• **Stated exercise**
Continue the PySpark sales exercise notebook below, starting after its final line.

• **Passage given**
----------

In [0]:
from pyspark.sql import SparkSession

spark = SparkSession.builder\
        .appName("Sales PySpark")\
        .getOrCreate()

spark

In [0]:
from pyspark.sql import Row

# Sample data
data = [
    Row(OrderID=101, Customer="Ali", Items=[{"Product":"Laptop", "Qty":1}, {"Product":"Mouse", "Qty":2}], Region="Asia", Amount=1200.0),
    Row(OrderID=102, Customer="Zara", Items=[{"Product":"Tablet", "Qty":1}], Region="Europe", Amount=650.0),
    Row(OrderID=103, Customer="Mohan", Items=[{"Product":"Phone", "Qty":2}, {"Product":"Charger", "Qty":1}], Region="Asia", Amount=890.0),
    Row(OrderID=104, Customer="Sara", Items=[{"Product":"Desk", "Qty":1}], Region="US", Amount=450.0)
]

# Create DataFrame
df_sales = spark.createDataFrame(data)
df_sales.show(truncate=False)

+-------+--------+--------------------------------------------------------------+------+------+
|OrderID|Customer|Items                                                         |Region|Amount|
+-------+--------+--------------------------------------------------------------+------+------+
|101    |Ali     |[{Product -> Laptop, Qty -> 1}, {Product -> Mouse, Qty -> 2}] |Asia  |1200.0|
|102    |Zara    |[{Product -> Tablet, Qty -> 1}]                               |Europe|650.0 |
|103    |Mohan   |[{Product -> Phone, Qty -> 2}, {Product -> Charger, Qty -> 1}]|Asia  |890.0 |
|104    |Sara    |[{Product -> Desk, Qty -> 1}]                                 |US    |450.0 |
+-------+--------+--------------------------------------------------------------+------+------+



In [0]:
#PySpark Exercises – Set 4 (SQL, JSON, Advanced Functions)
#Working with JSON & Nested Fields
# 1. Flatten the Items array using explode() to create one row per product.
from pyspark.sql.functions import explode, col

df_flat = df_sales.withColumn("Item", explode("Items")) \
                  .select("OrderID", "Customer", "Region", "Amount",
                          col("Item.Product").alias("Product"),
                          col("Item.Qty").alias("Quantity"))
df_flat.show()

# 2. Count total quantity sold per product.
from pyspark.sql.types import IntegerType
df_flat = df_flat.withColumn("Quantity", col("Quantity").cast(IntegerType()))
df_flat.groupBy("Product").sum("Quantity") \
    .withColumnRenamed("sum(Quantity)", "TotalQty").show()

# 3. Count number of orders per region.
df_sales.groupBy("Region").count().show()

----------

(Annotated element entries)
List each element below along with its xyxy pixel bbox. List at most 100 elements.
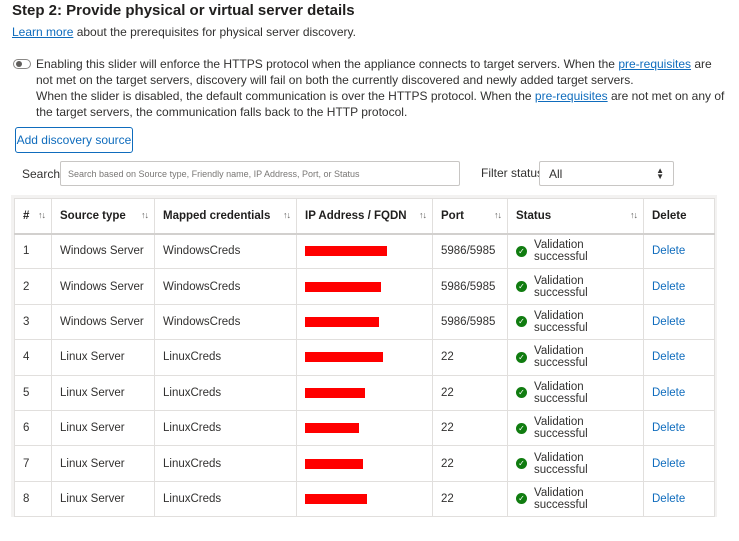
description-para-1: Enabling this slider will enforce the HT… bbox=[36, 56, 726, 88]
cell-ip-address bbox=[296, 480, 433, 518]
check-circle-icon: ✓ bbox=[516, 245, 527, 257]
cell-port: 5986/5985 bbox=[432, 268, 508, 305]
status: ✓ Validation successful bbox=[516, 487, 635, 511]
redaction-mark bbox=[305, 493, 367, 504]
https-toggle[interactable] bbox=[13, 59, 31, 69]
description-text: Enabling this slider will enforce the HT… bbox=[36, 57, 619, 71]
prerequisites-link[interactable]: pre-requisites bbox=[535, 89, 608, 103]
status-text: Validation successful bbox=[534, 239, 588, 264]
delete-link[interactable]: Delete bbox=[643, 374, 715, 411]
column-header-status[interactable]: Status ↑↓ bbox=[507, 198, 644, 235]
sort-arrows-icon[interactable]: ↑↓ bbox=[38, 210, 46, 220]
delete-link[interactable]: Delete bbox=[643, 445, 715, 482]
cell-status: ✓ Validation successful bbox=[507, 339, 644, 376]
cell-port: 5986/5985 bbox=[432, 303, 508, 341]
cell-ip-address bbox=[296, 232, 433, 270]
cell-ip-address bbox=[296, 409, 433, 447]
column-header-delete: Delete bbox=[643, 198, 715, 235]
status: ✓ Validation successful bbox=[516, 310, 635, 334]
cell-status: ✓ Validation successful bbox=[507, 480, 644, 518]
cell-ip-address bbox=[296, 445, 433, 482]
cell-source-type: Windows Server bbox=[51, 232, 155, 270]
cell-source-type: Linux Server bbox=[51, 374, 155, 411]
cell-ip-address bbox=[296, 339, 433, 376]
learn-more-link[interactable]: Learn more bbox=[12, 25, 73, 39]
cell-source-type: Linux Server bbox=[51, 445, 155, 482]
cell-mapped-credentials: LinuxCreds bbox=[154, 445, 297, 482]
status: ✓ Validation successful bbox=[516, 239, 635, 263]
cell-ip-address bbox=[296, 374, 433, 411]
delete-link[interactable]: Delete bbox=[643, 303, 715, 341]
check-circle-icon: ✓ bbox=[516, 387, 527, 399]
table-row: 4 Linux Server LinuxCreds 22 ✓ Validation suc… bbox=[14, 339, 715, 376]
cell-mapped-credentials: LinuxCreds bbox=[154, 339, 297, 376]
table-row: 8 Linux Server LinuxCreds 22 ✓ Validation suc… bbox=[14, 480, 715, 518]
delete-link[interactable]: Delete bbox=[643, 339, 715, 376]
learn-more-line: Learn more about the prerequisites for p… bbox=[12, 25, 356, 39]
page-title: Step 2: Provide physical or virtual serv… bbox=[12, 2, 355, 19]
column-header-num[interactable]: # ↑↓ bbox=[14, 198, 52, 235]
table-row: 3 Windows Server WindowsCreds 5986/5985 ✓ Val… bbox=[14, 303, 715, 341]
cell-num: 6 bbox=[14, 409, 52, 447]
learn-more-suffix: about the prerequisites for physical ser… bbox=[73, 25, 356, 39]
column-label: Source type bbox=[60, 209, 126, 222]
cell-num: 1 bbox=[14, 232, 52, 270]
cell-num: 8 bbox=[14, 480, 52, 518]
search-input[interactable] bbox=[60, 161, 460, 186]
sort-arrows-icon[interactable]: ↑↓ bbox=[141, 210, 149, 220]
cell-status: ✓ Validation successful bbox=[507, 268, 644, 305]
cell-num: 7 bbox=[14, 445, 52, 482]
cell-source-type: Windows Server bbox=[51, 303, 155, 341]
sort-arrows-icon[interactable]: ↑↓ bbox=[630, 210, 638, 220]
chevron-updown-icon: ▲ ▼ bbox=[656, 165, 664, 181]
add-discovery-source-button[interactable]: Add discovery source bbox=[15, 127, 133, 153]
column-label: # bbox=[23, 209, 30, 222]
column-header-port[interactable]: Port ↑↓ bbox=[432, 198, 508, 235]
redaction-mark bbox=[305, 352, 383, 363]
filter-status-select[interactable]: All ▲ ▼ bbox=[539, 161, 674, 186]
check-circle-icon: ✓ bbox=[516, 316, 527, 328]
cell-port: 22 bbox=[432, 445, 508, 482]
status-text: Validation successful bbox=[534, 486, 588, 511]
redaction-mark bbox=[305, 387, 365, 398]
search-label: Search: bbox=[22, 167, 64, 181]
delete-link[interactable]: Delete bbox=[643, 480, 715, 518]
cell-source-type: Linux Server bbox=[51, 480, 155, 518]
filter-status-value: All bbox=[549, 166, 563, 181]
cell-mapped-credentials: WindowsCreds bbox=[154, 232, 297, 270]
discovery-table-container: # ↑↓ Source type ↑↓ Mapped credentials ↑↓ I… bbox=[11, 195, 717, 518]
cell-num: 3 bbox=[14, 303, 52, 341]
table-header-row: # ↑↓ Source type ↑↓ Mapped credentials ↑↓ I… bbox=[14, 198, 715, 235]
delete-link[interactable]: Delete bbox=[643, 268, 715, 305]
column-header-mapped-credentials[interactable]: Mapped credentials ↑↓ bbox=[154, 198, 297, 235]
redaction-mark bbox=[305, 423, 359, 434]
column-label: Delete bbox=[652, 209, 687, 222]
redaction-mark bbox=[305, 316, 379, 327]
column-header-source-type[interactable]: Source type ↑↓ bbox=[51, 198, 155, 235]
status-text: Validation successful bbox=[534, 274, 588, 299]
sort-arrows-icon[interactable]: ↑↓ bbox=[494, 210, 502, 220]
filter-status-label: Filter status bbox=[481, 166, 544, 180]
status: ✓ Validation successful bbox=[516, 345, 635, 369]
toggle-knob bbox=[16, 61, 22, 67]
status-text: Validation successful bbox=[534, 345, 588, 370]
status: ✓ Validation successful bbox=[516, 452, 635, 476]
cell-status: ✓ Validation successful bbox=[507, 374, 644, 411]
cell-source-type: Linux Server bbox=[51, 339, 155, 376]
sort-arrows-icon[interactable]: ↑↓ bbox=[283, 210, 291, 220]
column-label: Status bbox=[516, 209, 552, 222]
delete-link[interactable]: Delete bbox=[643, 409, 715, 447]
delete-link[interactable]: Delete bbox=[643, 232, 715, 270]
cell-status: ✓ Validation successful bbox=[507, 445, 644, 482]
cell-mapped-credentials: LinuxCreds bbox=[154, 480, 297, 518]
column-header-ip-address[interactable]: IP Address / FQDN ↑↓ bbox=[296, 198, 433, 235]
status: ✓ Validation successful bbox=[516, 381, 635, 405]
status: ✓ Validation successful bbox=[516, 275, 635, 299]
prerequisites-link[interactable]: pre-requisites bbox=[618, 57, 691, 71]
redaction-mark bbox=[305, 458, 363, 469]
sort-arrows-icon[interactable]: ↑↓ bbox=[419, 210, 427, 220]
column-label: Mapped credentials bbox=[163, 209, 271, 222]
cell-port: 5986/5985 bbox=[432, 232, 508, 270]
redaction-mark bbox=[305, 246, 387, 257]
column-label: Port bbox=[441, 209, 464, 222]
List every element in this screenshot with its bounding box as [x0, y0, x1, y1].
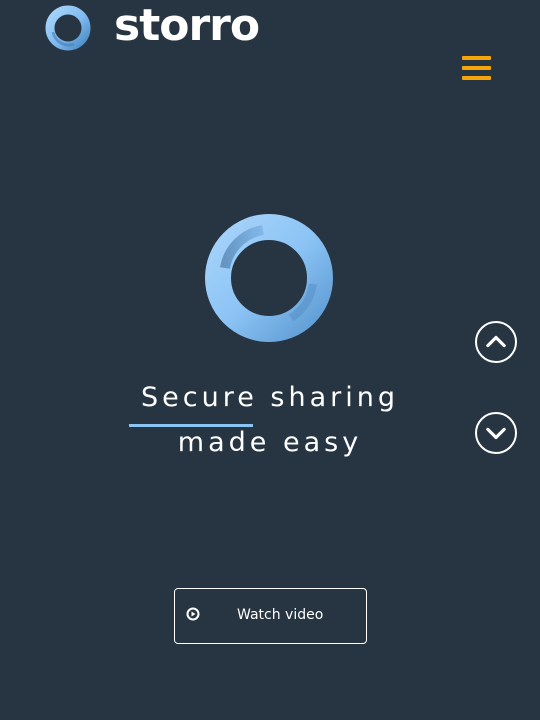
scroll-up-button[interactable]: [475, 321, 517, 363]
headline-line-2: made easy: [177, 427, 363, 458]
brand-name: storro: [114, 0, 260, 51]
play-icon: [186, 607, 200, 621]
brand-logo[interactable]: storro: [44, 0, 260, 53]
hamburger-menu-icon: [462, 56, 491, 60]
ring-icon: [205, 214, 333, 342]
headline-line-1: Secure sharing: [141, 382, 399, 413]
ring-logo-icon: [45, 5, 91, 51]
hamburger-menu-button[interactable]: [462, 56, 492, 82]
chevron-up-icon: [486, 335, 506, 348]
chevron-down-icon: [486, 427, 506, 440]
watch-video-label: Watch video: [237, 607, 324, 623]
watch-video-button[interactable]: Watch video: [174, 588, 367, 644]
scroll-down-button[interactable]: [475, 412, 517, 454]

----------

• **Right answer**
+-------+--------+------+------+-------+--------+
|OrderID|Customer|Region|Amount|Product|Quantity|
+-------+--------+------+------+-------+--------+
|    101|     Ali|  Asia|1200.0| Laptop|       1|
|    101|     Ali|  Asia|1200.0|  Mouse|       2|
|    102|    Zara|Europe| 650.0| Tablet|       1|
|    103|   Mohan|  Asia| 890.0|  Phone|       2|
|    103|   Mohan|  Asia| 890.0|Charger|       1|
|    104|    Sara|    US| 450.0|   Desk|       1|
+-------+--------+------+------+-------+--------+

+-------+--------+
|Product|TotalQty|
+-------+--------+
| Laptop|       1|
|  Mouse|       2|
| Tablet|       1|
|  Phone|       2|
|Charger|       1|
|   Desk|       1|
+-------+--------+

+------+-----+
|Region|count|
+------+-----+
|  Asia|    2|
|Europe|    1|
|    US|    1|
+------+-----+



In [0]:
#Using when and otherwise
# 4. Create a new column HighValueOrder :
#         "Yes" if Amount > 1000
#         "No" otherwise
from pyspark.sql.functions import when

df_sales = df_sales.withColumn("HighValueOrder", when(col("Amount") > 1000, "Yes").otherwise("No"))
df_sales.select("OrderID", "Amount", "HighValueOrder").show()

# 5. Add a column ShippingZone :
#     Asia → "Zone A", Europe → "Zone B", US → "Zone C"
df_sales = df_sales.withColumn(
    "ShippingZone",
    when(col("Region") == "Asia", "Zone A")
    .when(col("Region") == "Europe", "Zone B")
    .when(col("Region") == "US", "Zone C")
    .otherwise("Other")
)
df_sales.select("OrderID", "Region", "ShippingZone").show()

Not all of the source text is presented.